▶ _Task item A_
According to the blog post on the Pinzgauer Vector, which parliamentary body has the specific brief to watch over the military?
▶ _Task item B_
Print the part of the blog post on the Pinzgauer Vector starting with "Er … excuse" and going on through "use in Afghanistan.".

▶ _Reading passage_
═══

Sunday 22 March 2009

There is no hope

For sure, it is only the News of the World, so you don't actually expect it to get anything right. But this comment on the Pinzgauer Vector takes the biscuit:

He [Sgt Lee Johnson] attempted to reinforce the old army banger himself with Kevlar armour plates. But he had to throw them out again because there wasn't room left for him to get into the cab with his own helmet and kit on.
War reporter Stephen Grey reveals how Jonno had told him, "I don't feel safe in this" days before he died. "Everyone 'bastardized' their Vectors. It was almost a kit car," says Grey. "Unlike the American's Humvees, they had a crucial design flaw which made the driver or front passenger particularly vulnerable to being killed if the vehicle struck a mine."

Er … excuse me. The Vector was a brand new vehicle, chosen specifically by the Army as its preferred design for a protected patrol vehicle for use in Afghanistan.

However, the NOTW's agenda is clear with the title of its piece, which declares: "Sergeant's last email to fiancee shames MPs who short-change our soldiers". Says the paper: "It was Jonno's love of the army—despite the lack of proper equipment and public apathy back home—that put him in that deathtrap Vector at that moment." It then adds:

But the people who should kick themselves over this eager and loyal soldier’s death were safe back home in Parliament when Jonno was blown apart. The Vector design flaws and a dangerous lack of helicopters are just two examples from an appalling catalogue of chronic equipment shortages on the Afghan front line.
That first sentence is indeed true, but incomplete. This vehicle was the ARMY choice. The got it wrong. They made the wrong choice. But the MPs are rightly targeted, as we make plain here. Particularly in the frame is the Commons Defence Committee, which has the specific brief to watch over the military.

It failed in its duty, but above all, the procurement of the Vector was a criminally stupid decision, made by Army procurement "experts" who should have known better.

But never mind, shadow defence secretary Dr Liam Fox is on the case. He declares: "The government has never invested in or procured a full range of modern vehicles which give adequate agility and protection to our armed forces."

And how many times did he complain about the Vector? It seems to us that his a only complaint was that the Vectors were not being delivered fast enough.

But, with newspapers like the NOTW around, no one will ever know any different.

═══

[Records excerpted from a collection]
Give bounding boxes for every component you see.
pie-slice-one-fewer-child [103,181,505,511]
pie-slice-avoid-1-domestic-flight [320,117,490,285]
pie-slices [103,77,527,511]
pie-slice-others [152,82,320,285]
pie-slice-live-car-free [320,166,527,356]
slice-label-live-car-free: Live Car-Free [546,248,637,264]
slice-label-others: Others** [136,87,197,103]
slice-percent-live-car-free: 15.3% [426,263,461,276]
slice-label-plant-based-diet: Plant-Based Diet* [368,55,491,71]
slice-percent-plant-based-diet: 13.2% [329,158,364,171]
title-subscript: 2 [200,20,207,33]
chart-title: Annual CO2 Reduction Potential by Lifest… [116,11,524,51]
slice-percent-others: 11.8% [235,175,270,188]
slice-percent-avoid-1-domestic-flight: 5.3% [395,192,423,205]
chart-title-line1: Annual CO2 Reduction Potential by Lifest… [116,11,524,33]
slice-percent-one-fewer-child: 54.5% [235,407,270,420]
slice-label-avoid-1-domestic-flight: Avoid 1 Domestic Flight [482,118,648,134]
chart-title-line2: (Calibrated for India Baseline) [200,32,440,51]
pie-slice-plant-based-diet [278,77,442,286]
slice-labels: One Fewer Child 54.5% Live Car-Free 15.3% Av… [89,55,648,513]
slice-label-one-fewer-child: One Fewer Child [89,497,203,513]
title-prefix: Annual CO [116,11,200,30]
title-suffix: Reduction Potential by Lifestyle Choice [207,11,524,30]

═══

▶ _Answer section A_
The Commons Defence Committee.

▶ _Answer section B_
Er … excuse me. The Vector was a brand new vehicle, chosen specifically by the Army as its preferred design for a protected patrol vehicle for use in Afghanistan.